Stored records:
>> START

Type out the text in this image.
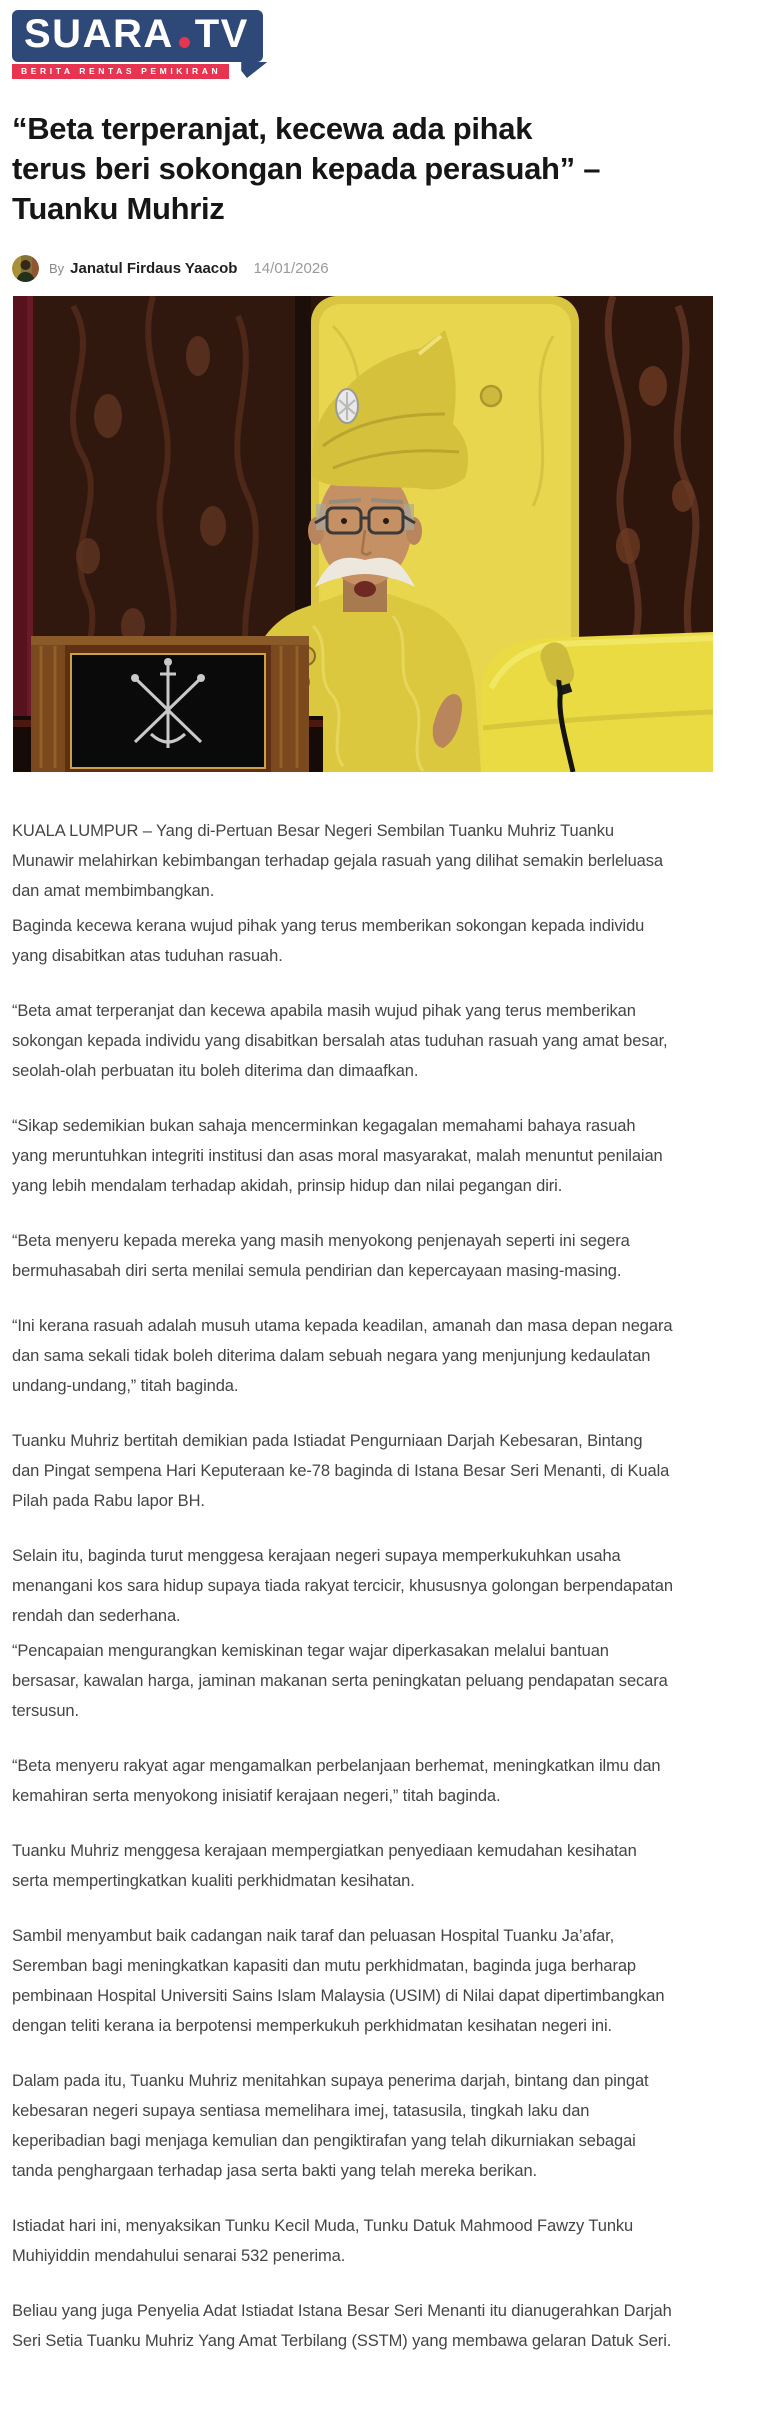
SUARA TV
BERITA RENTAS PEMIKIRAN
“Beta terperanjat, kecewa ada pihak terus beri sokongan kepada perasuah” – Tuanku Muhriz
By Janatul Firdaus Yaacob 14/01/2026

KUALA LUMPUR – Yang di-Pertuan Besar Negeri Sembilan Tuanku Muhriz Tuanku Munawir melahirkan kebimbangan terhadap gejala rasuah yang dilihat semakin berleluasa dan amat membimbangkan.

Baginda kecewa kerana wujud pihak yang terus memberikan sokongan kepada individu yang disabitkan atas tuduhan rasuah.

“Beta amat terperanjat dan kecewa apabila masih wujud pihak yang terus memberikan sokongan kepada individu yang disabitkan bersalah atas tuduhan rasuah yang amat besar, seolah-olah perbuatan itu boleh diterima dan dimaafkan.

“Sikap sedemikian bukan sahaja mencerminkan kegagalan memahami bahaya rasuah yang meruntuhkan integriti institusi dan asas moral masyarakat, malah menuntut penilaian yang lebih mendalam terhadap akidah, prinsip hidup dan nilai pegangan diri.

“Beta menyeru kepada mereka yang masih menyokong penjenayah seperti ini segera bermuhasabah diri serta menilai semula pendirian dan kepercayaan masing-masing.

“Ini kerana rasuah adalah musuh utama kepada keadilan, amanah dan masa depan negara dan sama sekali tidak boleh diterima dalam sebuah negara yang menjunjung kedaulatan undang-undang,” titah baginda.

Tuanku Muhriz bertitah demikian pada Istiadat Pengurniaan Darjah Kebesaran, Bintang dan Pingat sempena Hari Keputeraan ke-78 baginda di Istana Besar Seri Menanti, di Kuala Pilah pada Rabu lapor BH.

Selain itu, baginda turut menggesa kerajaan negeri supaya memperkukuhkan usaha menangani kos sara hidup supaya tiada rakyat tercicir, khususnya golongan berpendapatan rendah dan sederhana.

“Pencapaian mengurangkan kemiskinan tegar wajar diperkasakan melalui bantuan bersasar, kawalan harga, jaminan makanan serta peningkatan peluang pendapatan secara tersusun.

“Beta menyeru rakyat agar mengamalkan perbelanjaan berhemat, meningkatkan ilmu dan kemahiran serta menyokong inisiatif kerajaan negeri,” titah baginda.

Tuanku Muhriz menggesa kerajaan mempergiatkan penyediaan kemudahan kesihatan serta mempertingkatkan kualiti perkhidmatan kesihatan.

Sambil menyambut baik cadangan naik taraf dan peluasan Hospital Tuanku Ja’afar, Seremban bagi meningkatkan kapasiti dan mutu perkhidmatan, baginda juga berharap pembinaan Hospital Universiti Sains Islam Malaysia (USIM) di Nilai dapat dipertimbangkan dengan teliti kerana ia berpotensi memperkukuh perkhidmatan kesihatan negeri ini.

Dalam pada itu, Tuanku Muhriz menitahkan supaya penerima darjah, bintang dan pingat kebesaran negeri supaya sentiasa memelihara imej, tatasusila, tingkah laku dan keperibadian bagi menjaga kemulian dan pengiktirafan yang telah dikurniakan sebagai tanda penghargaan terhadap jasa serta bakti yang telah mereka berikan.

Istiadat hari ini, menyaksikan Tunku Kecil Muda, Tunku Datuk Mahmood Fawzy Tunku Muhiyiddin mendahului senarai 532 penerima.

Beliau yang juga Penyelia Adat Istiadat Istana Besar Seri Menanti itu dianugerahkan Darjah Seri Setia Tuanku Muhriz Yang Amat Terbilang (SSTM) yang membawa gelaran Datuk Seri.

>> END

### [TASK TO CARRY OUT]
In the records above, how many lines hold the string "individu"? Reply with only the number.

### [COMPLETE OUTPUT]
2